▶ [Challenge]
Find the line that contains "Give me the". Then set down that line and all the lines after it, to the end of the records, exactly and with nothing added.
***** Entries provided *****
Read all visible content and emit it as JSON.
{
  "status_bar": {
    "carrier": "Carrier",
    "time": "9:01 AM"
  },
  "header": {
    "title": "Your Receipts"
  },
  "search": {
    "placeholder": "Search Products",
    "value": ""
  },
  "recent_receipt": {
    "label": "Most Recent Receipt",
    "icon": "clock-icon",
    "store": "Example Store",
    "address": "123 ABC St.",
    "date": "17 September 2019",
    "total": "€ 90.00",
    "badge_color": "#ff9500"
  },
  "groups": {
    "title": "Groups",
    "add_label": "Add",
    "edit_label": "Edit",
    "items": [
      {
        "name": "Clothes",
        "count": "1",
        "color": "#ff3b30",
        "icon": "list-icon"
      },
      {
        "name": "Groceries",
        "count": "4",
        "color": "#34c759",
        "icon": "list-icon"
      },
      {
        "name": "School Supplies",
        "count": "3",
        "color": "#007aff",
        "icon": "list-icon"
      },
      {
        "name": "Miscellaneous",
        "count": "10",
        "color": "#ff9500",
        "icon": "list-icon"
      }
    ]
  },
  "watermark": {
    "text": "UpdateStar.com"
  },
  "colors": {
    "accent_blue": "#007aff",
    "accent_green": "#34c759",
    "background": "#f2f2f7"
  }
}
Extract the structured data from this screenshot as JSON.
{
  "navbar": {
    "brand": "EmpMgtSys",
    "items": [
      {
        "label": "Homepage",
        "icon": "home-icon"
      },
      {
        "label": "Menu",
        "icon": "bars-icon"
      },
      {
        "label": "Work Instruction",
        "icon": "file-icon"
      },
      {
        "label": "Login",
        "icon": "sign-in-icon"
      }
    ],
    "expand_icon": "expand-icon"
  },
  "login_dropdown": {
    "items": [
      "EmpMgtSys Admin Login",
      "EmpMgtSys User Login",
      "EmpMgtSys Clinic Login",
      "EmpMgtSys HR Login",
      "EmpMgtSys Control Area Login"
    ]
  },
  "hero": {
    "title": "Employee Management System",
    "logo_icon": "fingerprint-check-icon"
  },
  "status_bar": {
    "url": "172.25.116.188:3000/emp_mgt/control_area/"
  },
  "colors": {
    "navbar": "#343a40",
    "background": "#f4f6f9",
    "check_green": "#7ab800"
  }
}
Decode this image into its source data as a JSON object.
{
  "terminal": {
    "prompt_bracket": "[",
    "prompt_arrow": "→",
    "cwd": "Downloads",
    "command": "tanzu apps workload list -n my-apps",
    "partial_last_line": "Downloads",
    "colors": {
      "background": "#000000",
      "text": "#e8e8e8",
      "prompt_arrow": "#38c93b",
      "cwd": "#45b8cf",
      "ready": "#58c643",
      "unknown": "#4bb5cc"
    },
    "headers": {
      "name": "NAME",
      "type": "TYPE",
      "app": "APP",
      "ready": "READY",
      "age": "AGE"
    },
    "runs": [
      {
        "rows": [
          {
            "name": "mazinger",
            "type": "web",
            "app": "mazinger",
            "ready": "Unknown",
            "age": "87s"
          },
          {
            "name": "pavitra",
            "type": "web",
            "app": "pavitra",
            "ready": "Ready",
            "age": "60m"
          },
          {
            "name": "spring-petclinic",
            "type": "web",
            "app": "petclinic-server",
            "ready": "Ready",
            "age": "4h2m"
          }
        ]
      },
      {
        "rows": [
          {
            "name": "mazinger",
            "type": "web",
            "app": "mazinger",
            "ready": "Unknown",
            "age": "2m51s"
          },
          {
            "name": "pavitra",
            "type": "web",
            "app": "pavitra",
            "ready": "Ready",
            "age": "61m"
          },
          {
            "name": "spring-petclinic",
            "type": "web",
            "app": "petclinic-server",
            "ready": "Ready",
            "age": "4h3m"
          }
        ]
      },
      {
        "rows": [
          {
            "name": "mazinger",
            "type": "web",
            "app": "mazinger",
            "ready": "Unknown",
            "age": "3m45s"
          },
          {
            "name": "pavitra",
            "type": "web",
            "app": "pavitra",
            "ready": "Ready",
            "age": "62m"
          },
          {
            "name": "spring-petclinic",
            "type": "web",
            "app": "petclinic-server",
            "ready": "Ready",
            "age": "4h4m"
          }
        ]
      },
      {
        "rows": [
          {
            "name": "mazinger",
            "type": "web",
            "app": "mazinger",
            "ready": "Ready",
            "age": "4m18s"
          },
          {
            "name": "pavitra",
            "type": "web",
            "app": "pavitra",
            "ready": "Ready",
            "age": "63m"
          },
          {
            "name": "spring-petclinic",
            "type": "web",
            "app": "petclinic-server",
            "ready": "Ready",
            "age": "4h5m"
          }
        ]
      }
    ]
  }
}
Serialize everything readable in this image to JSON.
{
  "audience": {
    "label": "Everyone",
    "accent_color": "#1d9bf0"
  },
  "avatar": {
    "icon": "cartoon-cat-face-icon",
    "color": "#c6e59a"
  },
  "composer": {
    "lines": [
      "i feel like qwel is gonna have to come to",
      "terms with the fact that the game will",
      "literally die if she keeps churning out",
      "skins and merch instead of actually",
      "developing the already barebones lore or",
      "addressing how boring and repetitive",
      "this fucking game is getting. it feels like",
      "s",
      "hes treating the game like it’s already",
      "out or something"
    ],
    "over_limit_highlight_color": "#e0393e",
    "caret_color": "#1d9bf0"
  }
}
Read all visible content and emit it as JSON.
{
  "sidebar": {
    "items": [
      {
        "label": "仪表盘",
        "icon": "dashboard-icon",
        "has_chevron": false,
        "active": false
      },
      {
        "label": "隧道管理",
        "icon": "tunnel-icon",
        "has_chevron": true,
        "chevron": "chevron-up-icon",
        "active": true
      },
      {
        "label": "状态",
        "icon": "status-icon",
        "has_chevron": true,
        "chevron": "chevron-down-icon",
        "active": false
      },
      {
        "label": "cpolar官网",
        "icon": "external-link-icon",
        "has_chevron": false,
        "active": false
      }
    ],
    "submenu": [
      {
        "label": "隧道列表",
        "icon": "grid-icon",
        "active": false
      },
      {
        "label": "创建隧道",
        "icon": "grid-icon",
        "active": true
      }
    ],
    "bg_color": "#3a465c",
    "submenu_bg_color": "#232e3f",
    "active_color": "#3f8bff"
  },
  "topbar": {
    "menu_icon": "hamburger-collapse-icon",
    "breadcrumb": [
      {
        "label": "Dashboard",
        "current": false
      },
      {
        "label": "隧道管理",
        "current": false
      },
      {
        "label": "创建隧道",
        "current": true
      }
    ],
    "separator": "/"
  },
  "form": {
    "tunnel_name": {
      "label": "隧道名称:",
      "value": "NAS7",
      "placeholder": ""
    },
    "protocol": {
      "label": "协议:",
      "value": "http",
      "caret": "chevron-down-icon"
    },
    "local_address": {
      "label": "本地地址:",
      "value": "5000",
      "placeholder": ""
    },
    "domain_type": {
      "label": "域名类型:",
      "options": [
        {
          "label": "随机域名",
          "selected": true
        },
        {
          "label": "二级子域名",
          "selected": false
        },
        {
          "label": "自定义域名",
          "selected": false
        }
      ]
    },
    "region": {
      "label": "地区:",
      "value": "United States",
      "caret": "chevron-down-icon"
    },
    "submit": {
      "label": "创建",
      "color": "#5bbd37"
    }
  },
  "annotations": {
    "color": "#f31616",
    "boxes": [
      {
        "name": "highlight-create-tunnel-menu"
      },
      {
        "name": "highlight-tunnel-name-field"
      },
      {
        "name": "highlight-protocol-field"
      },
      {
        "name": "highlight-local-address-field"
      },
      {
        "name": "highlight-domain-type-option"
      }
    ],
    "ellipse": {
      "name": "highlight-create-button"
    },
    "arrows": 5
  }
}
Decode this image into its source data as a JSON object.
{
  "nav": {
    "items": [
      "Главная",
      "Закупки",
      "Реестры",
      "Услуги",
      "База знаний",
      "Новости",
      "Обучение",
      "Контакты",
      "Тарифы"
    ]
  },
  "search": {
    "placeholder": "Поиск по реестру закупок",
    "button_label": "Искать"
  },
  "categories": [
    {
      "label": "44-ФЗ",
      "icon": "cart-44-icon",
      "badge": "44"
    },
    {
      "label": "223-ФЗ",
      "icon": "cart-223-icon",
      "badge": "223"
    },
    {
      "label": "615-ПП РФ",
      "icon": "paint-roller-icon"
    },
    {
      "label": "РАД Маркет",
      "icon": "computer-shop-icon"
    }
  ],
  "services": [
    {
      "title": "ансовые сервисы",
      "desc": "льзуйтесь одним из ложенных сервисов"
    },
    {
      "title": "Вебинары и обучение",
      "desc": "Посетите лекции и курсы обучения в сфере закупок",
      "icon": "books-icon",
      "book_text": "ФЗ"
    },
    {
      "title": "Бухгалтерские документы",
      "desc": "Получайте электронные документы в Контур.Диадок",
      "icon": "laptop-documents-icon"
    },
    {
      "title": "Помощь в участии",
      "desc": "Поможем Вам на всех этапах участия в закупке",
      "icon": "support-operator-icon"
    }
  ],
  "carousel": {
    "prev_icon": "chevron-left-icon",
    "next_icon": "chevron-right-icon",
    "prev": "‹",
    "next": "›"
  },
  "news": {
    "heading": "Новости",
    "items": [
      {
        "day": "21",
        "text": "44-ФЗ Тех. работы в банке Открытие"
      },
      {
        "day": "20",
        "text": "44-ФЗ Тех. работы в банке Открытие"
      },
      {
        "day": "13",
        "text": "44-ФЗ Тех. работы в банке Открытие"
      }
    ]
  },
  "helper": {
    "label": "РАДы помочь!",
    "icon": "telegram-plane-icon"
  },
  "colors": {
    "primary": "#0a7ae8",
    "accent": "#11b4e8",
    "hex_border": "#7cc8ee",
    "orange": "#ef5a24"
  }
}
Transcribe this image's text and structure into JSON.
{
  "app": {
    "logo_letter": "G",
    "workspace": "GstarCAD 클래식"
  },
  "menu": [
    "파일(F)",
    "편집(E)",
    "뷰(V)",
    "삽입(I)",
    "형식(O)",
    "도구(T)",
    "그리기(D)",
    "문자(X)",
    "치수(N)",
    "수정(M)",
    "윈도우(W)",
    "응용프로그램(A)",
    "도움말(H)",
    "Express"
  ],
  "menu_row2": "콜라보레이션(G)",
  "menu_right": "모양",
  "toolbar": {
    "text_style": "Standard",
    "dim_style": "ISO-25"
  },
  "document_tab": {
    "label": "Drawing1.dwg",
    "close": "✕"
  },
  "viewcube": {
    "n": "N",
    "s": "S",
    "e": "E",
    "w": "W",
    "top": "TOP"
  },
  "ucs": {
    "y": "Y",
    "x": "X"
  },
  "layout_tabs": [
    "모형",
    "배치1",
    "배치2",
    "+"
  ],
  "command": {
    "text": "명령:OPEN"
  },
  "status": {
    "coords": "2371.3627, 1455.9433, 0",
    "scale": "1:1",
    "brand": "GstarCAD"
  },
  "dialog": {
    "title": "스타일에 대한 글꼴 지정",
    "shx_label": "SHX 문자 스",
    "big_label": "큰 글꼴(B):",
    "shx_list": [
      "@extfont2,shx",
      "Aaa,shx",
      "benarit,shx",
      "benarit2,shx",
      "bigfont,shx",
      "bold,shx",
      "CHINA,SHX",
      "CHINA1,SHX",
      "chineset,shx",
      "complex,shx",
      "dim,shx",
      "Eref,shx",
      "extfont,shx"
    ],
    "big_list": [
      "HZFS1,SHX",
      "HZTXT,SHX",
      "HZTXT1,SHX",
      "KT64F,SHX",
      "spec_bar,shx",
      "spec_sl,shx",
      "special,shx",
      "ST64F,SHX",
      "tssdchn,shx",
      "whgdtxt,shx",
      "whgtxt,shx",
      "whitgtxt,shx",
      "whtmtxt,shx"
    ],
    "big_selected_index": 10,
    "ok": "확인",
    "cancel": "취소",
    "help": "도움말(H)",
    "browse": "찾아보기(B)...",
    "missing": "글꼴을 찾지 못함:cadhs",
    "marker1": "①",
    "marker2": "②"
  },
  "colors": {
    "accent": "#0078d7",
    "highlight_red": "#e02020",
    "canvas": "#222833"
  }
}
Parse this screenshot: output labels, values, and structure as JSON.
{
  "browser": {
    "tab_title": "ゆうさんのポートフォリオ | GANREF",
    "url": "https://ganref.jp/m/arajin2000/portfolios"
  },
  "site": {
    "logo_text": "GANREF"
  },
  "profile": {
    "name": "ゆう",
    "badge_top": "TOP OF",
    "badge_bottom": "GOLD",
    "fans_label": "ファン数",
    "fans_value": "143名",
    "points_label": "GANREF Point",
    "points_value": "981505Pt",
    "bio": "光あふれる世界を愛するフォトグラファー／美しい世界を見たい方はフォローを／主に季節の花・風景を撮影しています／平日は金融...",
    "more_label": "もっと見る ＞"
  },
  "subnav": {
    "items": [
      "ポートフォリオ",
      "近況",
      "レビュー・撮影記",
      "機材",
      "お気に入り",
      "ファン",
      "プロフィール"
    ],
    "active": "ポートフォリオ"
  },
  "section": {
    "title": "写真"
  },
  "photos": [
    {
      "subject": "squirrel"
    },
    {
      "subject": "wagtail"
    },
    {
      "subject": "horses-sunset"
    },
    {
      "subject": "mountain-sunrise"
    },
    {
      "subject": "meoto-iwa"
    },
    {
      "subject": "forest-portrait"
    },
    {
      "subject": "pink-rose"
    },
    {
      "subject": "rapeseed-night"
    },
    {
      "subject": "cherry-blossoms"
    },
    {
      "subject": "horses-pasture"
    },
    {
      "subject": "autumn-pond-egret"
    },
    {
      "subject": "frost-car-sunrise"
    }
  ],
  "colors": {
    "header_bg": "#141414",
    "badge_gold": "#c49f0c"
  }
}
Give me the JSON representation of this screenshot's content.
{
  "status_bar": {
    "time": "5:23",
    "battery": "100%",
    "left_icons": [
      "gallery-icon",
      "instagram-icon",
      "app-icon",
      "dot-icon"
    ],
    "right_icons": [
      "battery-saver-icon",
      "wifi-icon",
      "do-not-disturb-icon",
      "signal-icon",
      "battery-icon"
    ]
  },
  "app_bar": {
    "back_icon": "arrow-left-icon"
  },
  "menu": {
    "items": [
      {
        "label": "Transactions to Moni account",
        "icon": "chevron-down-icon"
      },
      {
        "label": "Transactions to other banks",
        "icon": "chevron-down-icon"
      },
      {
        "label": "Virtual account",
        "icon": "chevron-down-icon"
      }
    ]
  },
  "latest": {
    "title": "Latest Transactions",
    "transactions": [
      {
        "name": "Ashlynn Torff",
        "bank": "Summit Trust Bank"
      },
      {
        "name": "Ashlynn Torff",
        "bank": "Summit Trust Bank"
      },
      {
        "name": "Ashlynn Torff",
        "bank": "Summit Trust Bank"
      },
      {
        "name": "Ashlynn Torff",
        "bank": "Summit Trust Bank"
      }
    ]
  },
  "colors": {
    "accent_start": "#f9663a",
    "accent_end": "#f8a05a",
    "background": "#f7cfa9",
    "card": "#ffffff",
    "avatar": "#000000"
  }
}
*****
▶ [Result below]
Give me the JSON representation of this screenshot's content.
{
  "status_bar": {
    "time": "5:23",
    "battery": "100%",
    "left_icons": [
      "gallery-icon",
      "instagram-icon",
      "app-icon",
      "dot-icon"
    ],
    "right_icons": [
      "battery-saver-icon",
      "wifi-icon",
      "do-not-disturb-icon",
      "signal-icon",
      "battery-icon"
    ]
  },
  "app_bar": {
    "back_icon": "arrow-left-icon"
  },
  "menu": {
    "items": [
      {
        "label": "Transactions to Moni account",
        "icon": "chevron-down-icon"
      },
      {
        "label": "Transactions to other banks",
        "icon": "chevron-down-icon"
      },
      {
        "label": "Virtual account",
        "icon": "chevron-down-icon"
      }
    ]
  },
  "latest": {
    "title": "Latest Transactions",
    "transactions": [
      {
        "name": "Ashlynn Torff",
        "bank": "Summit Trust Bank"
      },
      {
        "name": "Ashlynn Torff",
        "bank": "Summit Trust Bank"
      },
      {
        "name": "Ashlynn Torff",
        "bank": "Summit Trust Bank"
      },
      {
        "name": "Ashlynn Torff",
        "bank": "Summit Trust Bank"
      }
    ]
  },
  "colors": {
    "accent_start": "#f9663a",
    "accent_end": "#f8a05a",
    "background": "#f7cfa9",
    "card": "#ffffff",
    "avatar": "#000000"
  }
}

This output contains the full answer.